* [EXERCISE GOAL]
Each line that holds the word "Threads" should be returned.

* [LISTED RECORDS]
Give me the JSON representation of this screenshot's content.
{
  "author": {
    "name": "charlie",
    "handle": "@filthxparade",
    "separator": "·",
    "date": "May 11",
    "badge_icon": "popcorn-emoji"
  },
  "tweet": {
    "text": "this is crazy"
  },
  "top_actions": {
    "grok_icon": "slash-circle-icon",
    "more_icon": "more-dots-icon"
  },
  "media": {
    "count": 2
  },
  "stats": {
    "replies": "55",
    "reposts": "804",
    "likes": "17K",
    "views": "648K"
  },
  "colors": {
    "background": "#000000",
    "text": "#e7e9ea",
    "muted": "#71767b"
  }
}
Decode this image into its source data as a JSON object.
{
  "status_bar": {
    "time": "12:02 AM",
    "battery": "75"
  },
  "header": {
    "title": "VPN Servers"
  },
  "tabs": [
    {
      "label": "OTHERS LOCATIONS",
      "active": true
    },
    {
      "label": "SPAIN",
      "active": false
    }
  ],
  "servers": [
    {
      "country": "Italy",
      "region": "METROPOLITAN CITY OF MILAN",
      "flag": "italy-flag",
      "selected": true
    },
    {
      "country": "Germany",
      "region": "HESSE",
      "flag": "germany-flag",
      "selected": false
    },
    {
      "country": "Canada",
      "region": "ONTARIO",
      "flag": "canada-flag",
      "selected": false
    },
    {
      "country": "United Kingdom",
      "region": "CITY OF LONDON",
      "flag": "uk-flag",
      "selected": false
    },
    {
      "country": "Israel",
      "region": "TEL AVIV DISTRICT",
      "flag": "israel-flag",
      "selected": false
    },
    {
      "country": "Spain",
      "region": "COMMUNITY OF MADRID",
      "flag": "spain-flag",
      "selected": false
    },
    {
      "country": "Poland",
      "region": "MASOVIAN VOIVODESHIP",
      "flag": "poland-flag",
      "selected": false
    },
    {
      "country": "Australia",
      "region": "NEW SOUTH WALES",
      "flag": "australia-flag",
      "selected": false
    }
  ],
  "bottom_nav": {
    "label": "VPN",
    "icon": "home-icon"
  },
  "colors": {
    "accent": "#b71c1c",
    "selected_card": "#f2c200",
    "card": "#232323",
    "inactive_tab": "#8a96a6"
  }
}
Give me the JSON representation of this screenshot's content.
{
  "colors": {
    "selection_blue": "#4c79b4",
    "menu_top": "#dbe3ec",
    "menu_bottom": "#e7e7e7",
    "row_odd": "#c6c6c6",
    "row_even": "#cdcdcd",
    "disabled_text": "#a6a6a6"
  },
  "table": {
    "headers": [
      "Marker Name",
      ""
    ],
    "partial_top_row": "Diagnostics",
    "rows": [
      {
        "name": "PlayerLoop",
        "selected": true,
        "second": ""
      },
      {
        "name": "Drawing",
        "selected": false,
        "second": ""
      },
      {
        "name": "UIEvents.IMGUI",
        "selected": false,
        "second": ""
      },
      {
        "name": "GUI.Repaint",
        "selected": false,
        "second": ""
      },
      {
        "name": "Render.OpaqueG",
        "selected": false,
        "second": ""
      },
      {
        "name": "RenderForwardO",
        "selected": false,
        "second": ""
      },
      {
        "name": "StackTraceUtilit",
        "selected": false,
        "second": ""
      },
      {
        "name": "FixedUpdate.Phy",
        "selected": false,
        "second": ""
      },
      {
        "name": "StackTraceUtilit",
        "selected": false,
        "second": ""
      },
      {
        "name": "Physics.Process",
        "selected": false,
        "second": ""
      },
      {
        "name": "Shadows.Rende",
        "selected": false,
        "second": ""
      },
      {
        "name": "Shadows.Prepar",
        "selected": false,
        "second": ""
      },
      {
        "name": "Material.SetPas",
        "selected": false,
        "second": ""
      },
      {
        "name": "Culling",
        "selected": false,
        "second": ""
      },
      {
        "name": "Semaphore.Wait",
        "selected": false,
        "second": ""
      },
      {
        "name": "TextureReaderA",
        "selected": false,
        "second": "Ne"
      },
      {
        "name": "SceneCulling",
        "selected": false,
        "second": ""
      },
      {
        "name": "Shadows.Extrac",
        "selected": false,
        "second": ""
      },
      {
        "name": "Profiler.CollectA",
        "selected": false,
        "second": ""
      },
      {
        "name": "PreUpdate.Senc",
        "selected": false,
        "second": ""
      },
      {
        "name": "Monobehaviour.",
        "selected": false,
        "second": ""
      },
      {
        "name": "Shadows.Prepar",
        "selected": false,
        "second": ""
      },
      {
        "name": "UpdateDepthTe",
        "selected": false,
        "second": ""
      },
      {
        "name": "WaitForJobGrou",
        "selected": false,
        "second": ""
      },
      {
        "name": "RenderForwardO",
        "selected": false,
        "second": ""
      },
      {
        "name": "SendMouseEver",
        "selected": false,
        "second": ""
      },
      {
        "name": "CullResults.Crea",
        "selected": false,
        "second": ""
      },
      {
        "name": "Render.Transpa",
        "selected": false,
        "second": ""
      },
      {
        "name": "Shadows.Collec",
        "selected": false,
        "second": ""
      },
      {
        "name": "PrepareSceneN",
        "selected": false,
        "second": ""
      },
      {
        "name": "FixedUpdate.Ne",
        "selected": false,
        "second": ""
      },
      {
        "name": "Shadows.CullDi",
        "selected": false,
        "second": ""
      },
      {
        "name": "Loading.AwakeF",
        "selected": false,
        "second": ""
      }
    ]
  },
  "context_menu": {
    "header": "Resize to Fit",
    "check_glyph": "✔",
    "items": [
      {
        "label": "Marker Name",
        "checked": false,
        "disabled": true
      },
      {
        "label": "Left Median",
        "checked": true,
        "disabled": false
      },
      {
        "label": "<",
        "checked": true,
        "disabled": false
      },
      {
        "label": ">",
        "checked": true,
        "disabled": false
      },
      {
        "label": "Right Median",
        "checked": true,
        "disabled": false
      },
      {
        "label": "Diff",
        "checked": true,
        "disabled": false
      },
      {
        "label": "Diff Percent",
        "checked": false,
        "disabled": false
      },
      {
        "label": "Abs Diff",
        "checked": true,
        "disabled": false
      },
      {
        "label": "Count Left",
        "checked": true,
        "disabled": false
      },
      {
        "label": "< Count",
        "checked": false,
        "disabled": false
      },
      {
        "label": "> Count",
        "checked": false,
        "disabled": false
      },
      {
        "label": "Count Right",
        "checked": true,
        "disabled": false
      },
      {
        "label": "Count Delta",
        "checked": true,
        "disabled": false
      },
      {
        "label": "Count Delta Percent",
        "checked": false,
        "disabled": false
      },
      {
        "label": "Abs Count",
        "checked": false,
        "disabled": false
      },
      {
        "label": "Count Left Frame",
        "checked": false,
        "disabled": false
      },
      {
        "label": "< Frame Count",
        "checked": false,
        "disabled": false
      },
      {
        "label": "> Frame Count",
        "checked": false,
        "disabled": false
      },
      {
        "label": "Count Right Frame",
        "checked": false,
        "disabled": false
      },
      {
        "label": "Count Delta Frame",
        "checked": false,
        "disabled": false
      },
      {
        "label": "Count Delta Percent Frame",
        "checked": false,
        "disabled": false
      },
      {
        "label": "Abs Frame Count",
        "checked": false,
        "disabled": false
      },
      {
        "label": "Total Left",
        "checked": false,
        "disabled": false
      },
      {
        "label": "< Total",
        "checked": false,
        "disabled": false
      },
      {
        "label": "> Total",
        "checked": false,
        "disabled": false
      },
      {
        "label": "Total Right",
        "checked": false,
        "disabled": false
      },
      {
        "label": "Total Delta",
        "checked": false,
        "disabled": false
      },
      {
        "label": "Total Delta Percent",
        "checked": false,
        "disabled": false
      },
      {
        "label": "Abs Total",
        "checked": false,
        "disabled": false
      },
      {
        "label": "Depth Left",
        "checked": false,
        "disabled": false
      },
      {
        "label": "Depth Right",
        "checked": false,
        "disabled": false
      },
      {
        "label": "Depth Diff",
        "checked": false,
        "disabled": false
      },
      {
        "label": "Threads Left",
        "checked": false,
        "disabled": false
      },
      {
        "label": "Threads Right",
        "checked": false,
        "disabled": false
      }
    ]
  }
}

* [IN RESPONSE]
        "label": "Threads Left",
        "label": "Threads Right",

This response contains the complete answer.